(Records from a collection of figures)
■ ■ ■ ■ ■ ■ ■

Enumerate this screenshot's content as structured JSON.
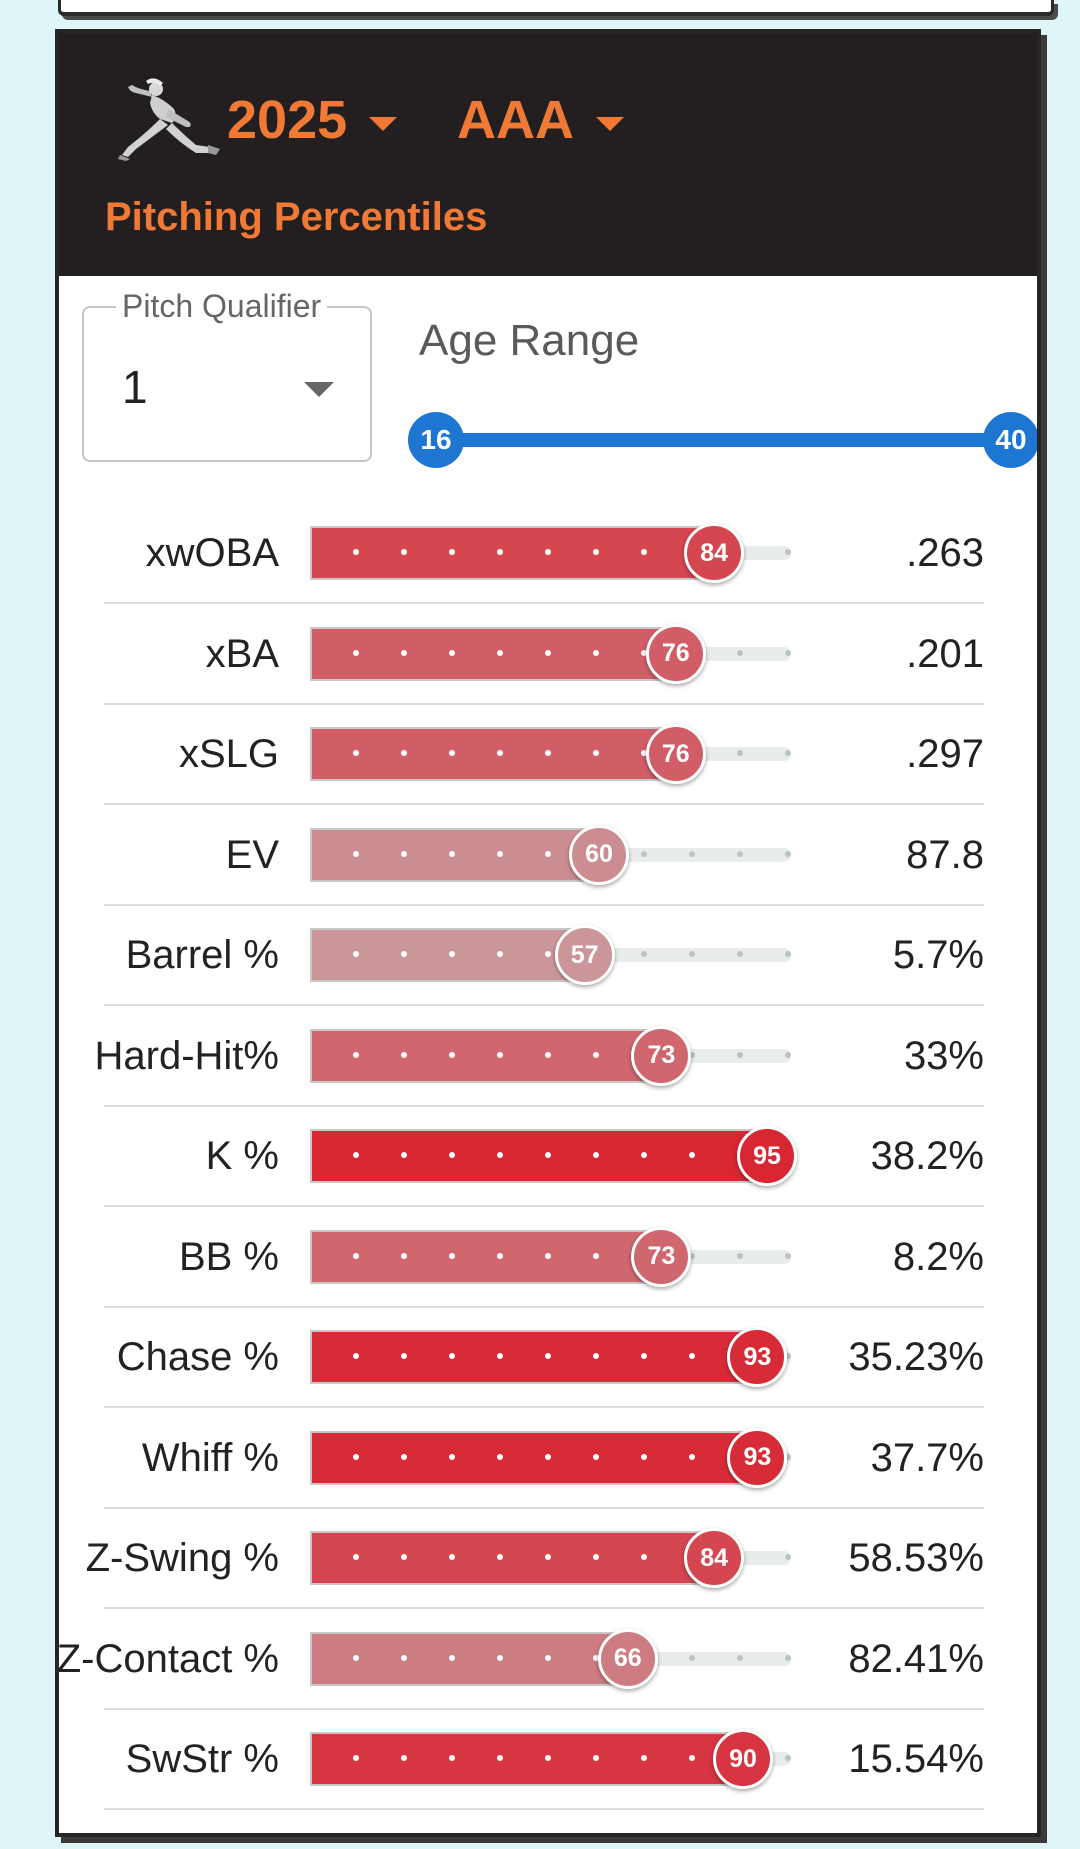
{
  "header": {
    "year": "2025",
    "level": "AAA",
    "title": "Pitching Percentiles",
    "logo_icon": "pitcher-silhouette-icon",
    "accent_color": "#f07a35",
    "background_color": "#231f20"
  },
  "controls": {
    "pitch_qualifier_label": "Pitch Qualifier",
    "pitch_qualifier_value": "1",
    "age_range_label": "Age Range",
    "age_min": "16",
    "age_max": "40",
    "slider_color": "#1d76d2"
  },
  "metrics": [
    {
      "label": "xwOBA",
      "percentile": 84,
      "percentile_text": "84",
      "value": ".263"
    },
    {
      "label": "xBA",
      "percentile": 76,
      "percentile_text": "76",
      "value": ".201"
    },
    {
      "label": "xSLG",
      "percentile": 76,
      "percentile_text": "76",
      "value": ".297"
    },
    {
      "label": "EV",
      "percentile": 60,
      "percentile_text": "60",
      "value": "87.8"
    },
    {
      "label": "Barrel %",
      "percentile": 57,
      "percentile_text": "57",
      "value": "5.7%"
    },
    {
      "label": "Hard-Hit%",
      "percentile": 73,
      "percentile_text": "73",
      "value": "33%"
    },
    {
      "label": "K %",
      "percentile": 95,
      "percentile_text": "95",
      "value": "38.2%"
    },
    {
      "label": "BB %",
      "percentile": 73,
      "percentile_text": "73",
      "value": "8.2%"
    },
    {
      "label": "Chase %",
      "percentile": 93,
      "percentile_text": "93",
      "value": "35.23%"
    },
    {
      "label": "Whiff %",
      "percentile": 93,
      "percentile_text": "93",
      "value": "37.7%"
    },
    {
      "label": "Z-Swing %",
      "percentile": 84,
      "percentile_text": "84",
      "value": "58.53%"
    },
    {
      "label": "Z-Contact %",
      "percentile": 66,
      "percentile_text": "66",
      "value": "82.41%"
    },
    {
      "label": "SwStr %",
      "percentile": 90,
      "percentile_text": "90",
      "value": "15.54%"
    }
  ]
}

■ ■ ■ ■ ■ ■ ■

▸ **Objective**
Copy all the lines of data exactly as they appear, dropping any images.

▸ **Full solution**
Enumerate this screenshot's content as structured JSON.
{
  "header": {
    "year": "2025",
    "level": "AAA",
    "title": "Pitching Percentiles",
    "logo_icon": "pitcher-silhouette-icon",
    "accent_color": "#f07a35",
    "background_color": "#231f20"
  },
  "controls": {
    "pitch_qualifier_label": "Pitch Qualifier",
    "pitch_qualifier_value": "1",
    "age_range_label": "Age Range",
    "age_min": "16",
    "age_max": "40",
    "slider_color": "#1d76d2"
  },
  "metrics": [
    {
      "label": "xwOBA",
      "percentile": 84,
      "percentile_text": "84",
      "value": ".263"
    },
    {
      "label": "xBA",
      "percentile": 76,
      "percentile_text": "76",
      "value": ".201"
    },
    {
      "label": "xSLG",
      "percentile": 76,
      "percentile_text": "76",
      "value": ".297"
    },
    {
      "label": "EV",
      "percentile": 60,
      "percentile_text": "60",
      "value": "87.8"
    },
    {
      "label": "Barrel %",
      "percentile": 57,
      "percentile_text": "57",
      "value": "5.7%"
    },
    {
      "label": "Hard-Hit%",
      "percentile": 73,
      "percentile_text": "73",
      "value": "33%"
    },
    {
      "label": "K %",
      "percentile": 95,
      "percentile_text": "95",
      "value": "38.2%"
    },
    {
      "label": "BB %",
      "percentile": 73,
      "percentile_text": "73",
      "value": "8.2%"
    },
    {
      "label": "Chase %",
      "percentile": 93,
      "percentile_text": "93",
      "value": "35.23%"
    },
    {
      "label": "Whiff %",
      "percentile": 93,
      "percentile_text": "93",
      "value": "37.7%"
    },
    {
      "label": "Z-Swing %",
      "percentile": 84,
      "percentile_text": "84",
      "value": "58.53%"
    },
    {
      "label": "Z-Contact %",
      "percentile": 66,
      "percentile_text": "66",
      "value": "82.41%"
    },
    {
      "label": "SwStr %",
      "percentile": 90,
      "percentile_text": "90",
      "value": "15.54%"
    }
  ]
}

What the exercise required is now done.